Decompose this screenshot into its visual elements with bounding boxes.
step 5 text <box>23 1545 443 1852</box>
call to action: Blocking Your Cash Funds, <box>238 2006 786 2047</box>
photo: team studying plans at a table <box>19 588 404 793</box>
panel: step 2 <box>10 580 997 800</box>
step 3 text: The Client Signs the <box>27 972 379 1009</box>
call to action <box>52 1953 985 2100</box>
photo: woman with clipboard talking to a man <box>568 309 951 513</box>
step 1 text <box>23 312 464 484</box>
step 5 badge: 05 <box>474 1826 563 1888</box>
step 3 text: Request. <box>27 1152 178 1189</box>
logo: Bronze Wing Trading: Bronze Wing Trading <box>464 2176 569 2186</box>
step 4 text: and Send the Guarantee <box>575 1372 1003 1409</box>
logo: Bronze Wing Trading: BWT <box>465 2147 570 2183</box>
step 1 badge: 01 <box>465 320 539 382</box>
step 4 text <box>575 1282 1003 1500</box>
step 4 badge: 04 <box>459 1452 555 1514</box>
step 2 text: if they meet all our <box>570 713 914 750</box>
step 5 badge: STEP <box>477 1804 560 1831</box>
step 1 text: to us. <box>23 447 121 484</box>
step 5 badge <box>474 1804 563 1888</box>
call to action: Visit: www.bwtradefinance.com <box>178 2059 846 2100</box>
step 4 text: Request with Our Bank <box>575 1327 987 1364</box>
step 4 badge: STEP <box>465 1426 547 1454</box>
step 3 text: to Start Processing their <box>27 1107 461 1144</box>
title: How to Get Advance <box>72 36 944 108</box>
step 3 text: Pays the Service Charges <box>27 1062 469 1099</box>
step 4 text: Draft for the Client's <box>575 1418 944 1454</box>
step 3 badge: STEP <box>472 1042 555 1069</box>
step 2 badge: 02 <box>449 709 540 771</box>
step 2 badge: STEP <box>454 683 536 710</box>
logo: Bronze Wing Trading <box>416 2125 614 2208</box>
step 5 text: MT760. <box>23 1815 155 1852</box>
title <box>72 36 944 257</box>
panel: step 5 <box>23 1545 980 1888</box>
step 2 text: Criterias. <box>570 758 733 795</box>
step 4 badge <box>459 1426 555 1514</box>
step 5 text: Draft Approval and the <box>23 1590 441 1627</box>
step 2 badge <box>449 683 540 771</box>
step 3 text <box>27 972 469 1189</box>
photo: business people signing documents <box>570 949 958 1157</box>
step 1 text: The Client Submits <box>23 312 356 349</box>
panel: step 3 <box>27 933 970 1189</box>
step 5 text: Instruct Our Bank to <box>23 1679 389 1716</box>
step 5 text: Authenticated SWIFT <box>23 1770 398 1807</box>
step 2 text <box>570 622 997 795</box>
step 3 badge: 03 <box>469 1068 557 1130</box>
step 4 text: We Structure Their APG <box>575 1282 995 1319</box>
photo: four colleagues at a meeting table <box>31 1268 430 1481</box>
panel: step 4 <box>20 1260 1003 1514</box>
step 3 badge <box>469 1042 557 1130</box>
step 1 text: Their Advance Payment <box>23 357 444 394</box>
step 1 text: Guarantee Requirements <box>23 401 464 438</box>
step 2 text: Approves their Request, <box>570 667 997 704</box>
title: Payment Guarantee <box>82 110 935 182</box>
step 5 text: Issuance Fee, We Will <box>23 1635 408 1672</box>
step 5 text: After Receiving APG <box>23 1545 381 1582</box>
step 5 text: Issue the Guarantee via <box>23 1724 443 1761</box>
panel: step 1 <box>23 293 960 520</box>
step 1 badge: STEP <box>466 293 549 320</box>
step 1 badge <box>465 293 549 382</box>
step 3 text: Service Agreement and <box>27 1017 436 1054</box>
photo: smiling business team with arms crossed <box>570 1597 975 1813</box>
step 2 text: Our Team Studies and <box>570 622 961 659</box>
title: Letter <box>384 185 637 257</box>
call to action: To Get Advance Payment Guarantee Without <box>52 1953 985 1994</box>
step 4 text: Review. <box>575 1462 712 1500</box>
##########
TASK. Please give the listing above again, swapping "clipboard" for "tablet" and keeping everything else unchanged.

EXERCISE OUTPUT.
Decompose this screenshot into its visual elements with bounding boxes.
step 5 text <box>23 1545 443 1852</box>
call to action: Blocking Your Cash Funds, <box>238 2006 786 2047</box>
photo: team studying plans at a table <box>19 588 404 793</box>
panel: step 2 <box>10 580 997 800</box>
step 3 text: The Client Signs the <box>27 972 379 1009</box>
call to action <box>52 1953 985 2100</box>
photo: woman with tablet talking to a man <box>568 309 951 513</box>
step 1 text <box>23 312 464 484</box>
step 5 badge: 05 <box>474 1826 563 1888</box>
step 3 text: Request. <box>27 1152 178 1189</box>
logo: Bronze Wing Trading: Bronze Wing Trading <box>464 2176 569 2186</box>
step 4 text: and Send the Guarantee <box>575 1372 1003 1409</box>
logo: Bronze Wing Trading: BWT <box>465 2147 570 2183</box>
step 1 badge: 01 <box>465 320 539 382</box>
step 4 text <box>575 1282 1003 1500</box>
step 4 badge: 04 <box>459 1452 555 1514</box>
step 2 text: if they meet all our <box>570 713 914 750</box>
step 5 badge: STEP <box>477 1804 560 1831</box>
step 1 text: to us. <box>23 447 121 484</box>
step 5 badge <box>474 1804 563 1888</box>
call to action: Visit: www.bwtradefinance.com <box>178 2059 846 2100</box>
step 4 text: Request with Our Bank <box>575 1327 987 1364</box>
step 4 badge: STEP <box>465 1426 547 1454</box>
step 3 text: to Start Processing their <box>27 1107 461 1144</box>
title: How to Get Advance <box>72 36 944 108</box>
step 3 text: Pays the Service Charges <box>27 1062 469 1099</box>
step 4 text: Draft for the Client's <box>575 1418 944 1454</box>
step 3 badge: STEP <box>472 1042 555 1069</box>
step 2 badge: 02 <box>449 709 540 771</box>
step 2 badge: STEP <box>454 683 536 710</box>
logo: Bronze Wing Trading <box>416 2125 614 2208</box>
step 5 text: MT760. <box>23 1815 155 1852</box>
title <box>72 36 944 257</box>
panel: step 5 <box>23 1545 980 1888</box>
step 2 text: Criterias. <box>570 758 733 795</box>
step 4 badge <box>459 1426 555 1514</box>
step 5 text: Draft Approval and the <box>23 1590 441 1627</box>
step 2 badge <box>449 683 540 771</box>
step 3 text <box>27 972 469 1189</box>
photo: business people signing documents <box>570 949 958 1157</box>
step 1 text: The Client Submits <box>23 312 356 349</box>
panel: step 3 <box>27 933 970 1189</box>
step 5 text: Instruct Our Bank to <box>23 1679 389 1716</box>
step 5 text: Authenticated SWIFT <box>23 1770 398 1807</box>
step 2 text <box>570 622 997 795</box>
step 3 badge: 03 <box>469 1068 557 1130</box>
step 4 text: We Structure Their APG <box>575 1282 995 1319</box>
photo: four colleagues at a meeting table <box>31 1268 430 1481</box>
panel: step 4 <box>20 1260 1003 1514</box>
step 3 badge <box>469 1042 557 1130</box>
step 1 text: Their Advance Payment <box>23 357 444 394</box>
step 1 text: Guarantee Requirements <box>23 401 464 438</box>
step 2 text: Approves their Request, <box>570 667 997 704</box>
title: Payment Guarantee <box>82 110 935 182</box>
step 5 text: Issuance Fee, We Will <box>23 1635 408 1672</box>
step 5 text: After Receiving APG <box>23 1545 381 1582</box>
step 5 text: Issue the Guarantee via <box>23 1724 443 1761</box>
panel: step 1 <box>23 293 960 520</box>
step 1 badge: STEP <box>466 293 549 320</box>
step 1 badge <box>465 293 549 382</box>
step 3 text: Service Agreement and <box>27 1017 436 1054</box>
photo: smiling business team with arms crossed <box>570 1597 975 1813</box>
step 2 text: Our Team Studies and <box>570 622 961 659</box>
title: Letter <box>384 185 637 257</box>
call to action: To Get Advance Payment Guarantee Without <box>52 1953 985 1994</box>
step 4 text: Review. <box>575 1462 712 1500</box>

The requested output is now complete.